What is needed
Give every line back verbatim, dropping all images.
>> Begin Provided material
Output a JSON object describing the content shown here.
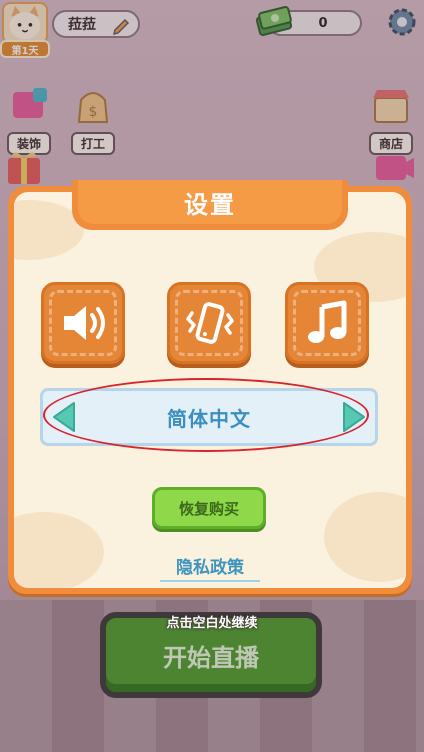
{
  "hud": {
    "player_name": "菈菈",
    "day_badge": "第1天",
    "cash_value": "0"
  },
  "shortcuts": [
    {
      "label": "装饰",
      "icon": "decorate-icon"
    },
    {
      "label": "打工",
      "icon": "work-bag-icon"
    },
    {
      "label": "商店",
      "icon": "shop-icon"
    }
  ],
  "background": {
    "start_button": "开始直播"
  },
  "dialog": {
    "title": "设置",
    "toggles": [
      "sound-icon",
      "vibration-icon",
      "music-icon"
    ],
    "language": "简体中文",
    "restore_button": "恢复购买",
    "privacy_link": "隐私政策"
  },
  "hint": "点击空白处继续",
  "colors": {
    "dialog_orange": "#f08d3c",
    "language_text": "#3a8fc0",
    "arrow_teal": "#56c8b4",
    "restore_green": "#8ed84a",
    "highlight_red": "#d8242c"
  }
}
>> End Provided material
Written answer
Output a JSON object describing the content shown here.
{
  "hud": {
    "player_name": "菈菈",
    "day_badge": "第1天",
    "cash_value": "0"
  },
  "shortcuts": [
    {
      "label": "装饰",
      "icon": "decorate-icon"
    },
    {
      "label": "打工",
      "icon": "work-bag-icon"
    },
    {
      "label": "商店",
      "icon": "shop-icon"
    }
  ],
  "background": {
    "start_button": "开始直播"
  },
  "dialog": {
    "title": "设置",
    "toggles": [
      "sound-icon",
      "vibration-icon",
      "music-icon"
    ],
    "language": "简体中文",
    "restore_button": "恢复购买",
    "privacy_link": "隐私政策"
  },
  "hint": "点击空白处继续",
  "colors": {
    "dialog_orange": "#f08d3c",
    "language_text": "#3a8fc0",
    "arrow_teal": "#56c8b4",
    "restore_green": "#8ed84a",
    "highlight_red": "#d8242c"
  }
}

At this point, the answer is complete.